• Your instructions: Could you transcribe every record below exactly as written, leaving out any pictures?

+-------+

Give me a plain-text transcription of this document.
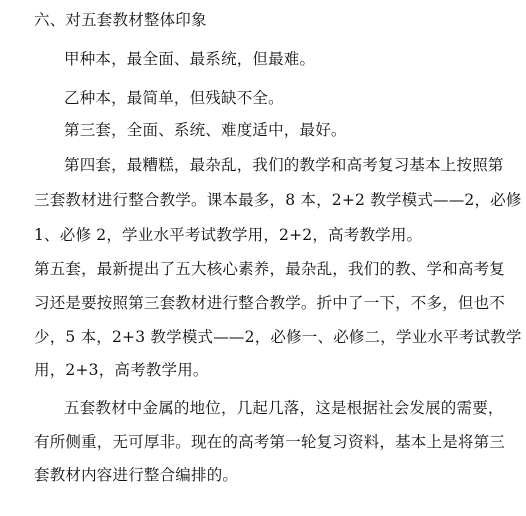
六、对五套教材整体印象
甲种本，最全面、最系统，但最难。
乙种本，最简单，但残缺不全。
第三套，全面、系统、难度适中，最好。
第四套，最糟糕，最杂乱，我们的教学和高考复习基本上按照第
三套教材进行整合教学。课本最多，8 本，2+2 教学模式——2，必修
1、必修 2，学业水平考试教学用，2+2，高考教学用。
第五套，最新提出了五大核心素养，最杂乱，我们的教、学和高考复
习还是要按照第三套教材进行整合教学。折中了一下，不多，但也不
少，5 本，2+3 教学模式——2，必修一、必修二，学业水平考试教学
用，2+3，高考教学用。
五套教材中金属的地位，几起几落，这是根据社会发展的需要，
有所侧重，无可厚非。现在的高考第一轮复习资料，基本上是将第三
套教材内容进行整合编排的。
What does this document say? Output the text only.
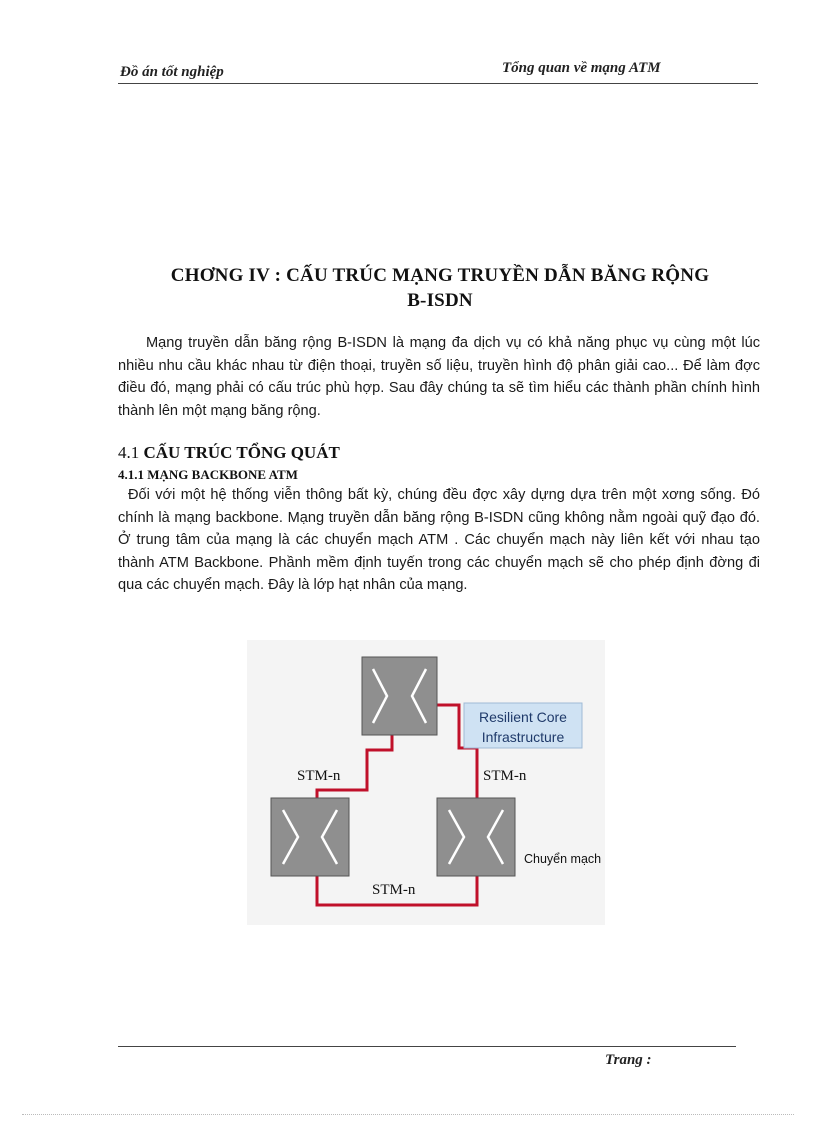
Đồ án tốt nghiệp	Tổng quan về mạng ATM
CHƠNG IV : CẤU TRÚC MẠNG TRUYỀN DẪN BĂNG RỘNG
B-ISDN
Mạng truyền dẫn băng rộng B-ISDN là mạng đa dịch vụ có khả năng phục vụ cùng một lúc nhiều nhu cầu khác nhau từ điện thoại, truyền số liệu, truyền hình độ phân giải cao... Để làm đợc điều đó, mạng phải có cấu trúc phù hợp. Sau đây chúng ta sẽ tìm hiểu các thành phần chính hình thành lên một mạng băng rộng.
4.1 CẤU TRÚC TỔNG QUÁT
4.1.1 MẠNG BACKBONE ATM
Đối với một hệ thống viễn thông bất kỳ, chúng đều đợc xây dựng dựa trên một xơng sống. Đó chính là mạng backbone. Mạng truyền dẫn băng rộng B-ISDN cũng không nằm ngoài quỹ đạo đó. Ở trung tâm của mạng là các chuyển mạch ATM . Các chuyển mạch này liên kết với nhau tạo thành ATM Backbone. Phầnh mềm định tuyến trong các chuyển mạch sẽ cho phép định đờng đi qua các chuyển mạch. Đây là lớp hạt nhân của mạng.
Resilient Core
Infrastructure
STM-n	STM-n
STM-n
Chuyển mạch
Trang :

+-------+

• Reply:
Give me a plain-text transcription of this document.
六、对五套教材整体印象
甲种本，最全面、最系统，但最难。
乙种本，最简单，但残缺不全。
第三套，全面、系统、难度适中，最好。
第四套，最糟糕，最杂乱，我们的教学和高考复习基本上按照第
三套教材进行整合教学。课本最多，8 本，2+2 教学模式——2，必修
1、必修 2，学业水平考试教学用，2+2，高考教学用。
第五套，最新提出了五大核心素养，最杂乱，我们的教、学和高考复
习还是要按照第三套教材进行整合教学。折中了一下，不多，但也不
少，5 本，2+3 教学模式——2，必修一、必修二，学业水平考试教学
用，2+3，高考教学用。
五套教材中金属的地位，几起几落，这是根据社会发展的需要，
有所侧重，无可厚非。现在的高考第一轮复习资料，基本上是将第三
套教材内容进行整合编排的。
What does this document say? Output the text only.
Đồ án tốt nghiệp	Tổng quan về mạng ATM
CHƠNG IV : CẤU TRÚC MẠNG TRUYỀN DẪN BĂNG RỘNG
B-ISDN
Mạng truyền dẫn băng rộng B-ISDN là mạng đa dịch vụ có khả năng phục vụ cùng một lúc nhiều nhu cầu khác nhau từ điện thoại, truyền số liệu, truyền hình độ phân giải cao... Để làm đợc điều đó, mạng phải có cấu trúc phù hợp. Sau đây chúng ta sẽ tìm hiểu các thành phần chính hình thành lên một mạng băng rộng.
4.1 CẤU TRÚC TỔNG QUÁT
4.1.1 MẠNG BACKBONE ATM
Đối với một hệ thống viễn thông bất kỳ, chúng đều đợc xây dựng dựa trên một xơng sống. Đó chính là mạng backbone. Mạng truyền dẫn băng rộng B-ISDN cũng không nằm ngoài quỹ đạo đó. Ở trung tâm của mạng là các chuyển mạch ATM . Các chuyển mạch này liên kết với nhau tạo thành ATM Backbone. Phầnh mềm định tuyến trong các chuyển mạch sẽ cho phép định đờng đi qua các chuyển mạch. Đây là lớp hạt nhân của mạng.
Resilient Core
Infrastructure
STM-n	STM-n
STM-n
Chuyển mạch
Trang :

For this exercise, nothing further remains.